◆ **Records for the exercise**:
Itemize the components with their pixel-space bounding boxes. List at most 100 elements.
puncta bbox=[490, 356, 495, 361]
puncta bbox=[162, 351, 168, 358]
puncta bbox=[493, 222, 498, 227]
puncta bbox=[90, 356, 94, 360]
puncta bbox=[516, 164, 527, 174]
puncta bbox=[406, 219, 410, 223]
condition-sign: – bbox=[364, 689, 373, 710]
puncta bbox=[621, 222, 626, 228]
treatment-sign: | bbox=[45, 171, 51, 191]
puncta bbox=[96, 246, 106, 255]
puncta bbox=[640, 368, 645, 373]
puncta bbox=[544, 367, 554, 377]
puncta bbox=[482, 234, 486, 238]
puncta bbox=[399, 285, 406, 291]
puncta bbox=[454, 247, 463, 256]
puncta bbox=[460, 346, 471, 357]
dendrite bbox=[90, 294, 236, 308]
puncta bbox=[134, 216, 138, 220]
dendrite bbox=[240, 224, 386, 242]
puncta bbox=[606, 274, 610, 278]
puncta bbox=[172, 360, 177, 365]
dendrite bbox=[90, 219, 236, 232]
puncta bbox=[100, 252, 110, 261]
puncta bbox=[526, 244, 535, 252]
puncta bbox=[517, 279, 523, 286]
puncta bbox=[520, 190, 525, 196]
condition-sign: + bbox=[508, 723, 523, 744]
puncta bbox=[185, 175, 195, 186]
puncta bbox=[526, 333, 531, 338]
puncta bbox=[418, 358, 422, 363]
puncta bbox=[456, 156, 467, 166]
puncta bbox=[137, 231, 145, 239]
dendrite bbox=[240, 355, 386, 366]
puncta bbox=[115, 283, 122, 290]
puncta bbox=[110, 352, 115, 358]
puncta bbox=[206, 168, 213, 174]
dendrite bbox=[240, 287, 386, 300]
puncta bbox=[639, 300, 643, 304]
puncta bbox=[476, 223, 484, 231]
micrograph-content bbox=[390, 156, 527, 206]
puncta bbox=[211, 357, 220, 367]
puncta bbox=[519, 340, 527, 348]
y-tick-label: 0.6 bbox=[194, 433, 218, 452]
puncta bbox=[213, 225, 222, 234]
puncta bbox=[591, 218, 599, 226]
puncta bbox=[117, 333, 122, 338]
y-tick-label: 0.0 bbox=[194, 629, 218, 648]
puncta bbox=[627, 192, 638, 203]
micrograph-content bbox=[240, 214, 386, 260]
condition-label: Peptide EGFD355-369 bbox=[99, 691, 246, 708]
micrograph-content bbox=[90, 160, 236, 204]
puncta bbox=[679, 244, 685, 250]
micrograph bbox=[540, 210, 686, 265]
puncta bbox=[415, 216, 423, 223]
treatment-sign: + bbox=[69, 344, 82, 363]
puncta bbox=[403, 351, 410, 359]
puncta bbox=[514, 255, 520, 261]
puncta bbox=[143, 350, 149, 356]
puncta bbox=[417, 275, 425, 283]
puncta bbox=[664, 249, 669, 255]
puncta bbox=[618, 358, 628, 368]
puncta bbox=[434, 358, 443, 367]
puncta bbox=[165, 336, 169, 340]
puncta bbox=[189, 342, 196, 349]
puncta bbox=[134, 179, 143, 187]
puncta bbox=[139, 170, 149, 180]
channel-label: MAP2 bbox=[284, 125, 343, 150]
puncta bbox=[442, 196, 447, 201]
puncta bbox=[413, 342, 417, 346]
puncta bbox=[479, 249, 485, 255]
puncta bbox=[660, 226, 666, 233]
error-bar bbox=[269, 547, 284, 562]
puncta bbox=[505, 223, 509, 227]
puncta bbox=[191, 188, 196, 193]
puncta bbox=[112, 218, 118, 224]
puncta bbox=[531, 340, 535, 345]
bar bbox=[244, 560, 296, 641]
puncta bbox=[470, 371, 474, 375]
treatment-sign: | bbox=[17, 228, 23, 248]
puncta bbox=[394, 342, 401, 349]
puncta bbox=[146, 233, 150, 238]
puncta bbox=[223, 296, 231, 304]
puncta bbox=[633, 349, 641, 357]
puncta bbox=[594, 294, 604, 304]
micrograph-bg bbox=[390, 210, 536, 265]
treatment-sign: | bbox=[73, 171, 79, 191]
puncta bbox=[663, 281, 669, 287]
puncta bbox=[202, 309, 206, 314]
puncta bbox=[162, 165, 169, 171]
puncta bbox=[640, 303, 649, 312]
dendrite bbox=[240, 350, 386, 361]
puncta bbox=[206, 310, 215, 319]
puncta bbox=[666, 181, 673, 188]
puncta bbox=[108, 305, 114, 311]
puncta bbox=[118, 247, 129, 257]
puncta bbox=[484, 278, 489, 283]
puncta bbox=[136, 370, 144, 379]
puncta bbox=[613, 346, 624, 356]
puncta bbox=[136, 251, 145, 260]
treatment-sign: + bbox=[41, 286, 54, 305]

◆ **Work to complete**:
Read the records above. Show each line that has the string "condition".

◆ **Exercise response**:
condition-sign: – bbox=[364, 689, 373, 710]
condition-sign: + bbox=[508, 723, 523, 744]
condition-label: Peptide EGFD355-369 bbox=[99, 691, 246, 708]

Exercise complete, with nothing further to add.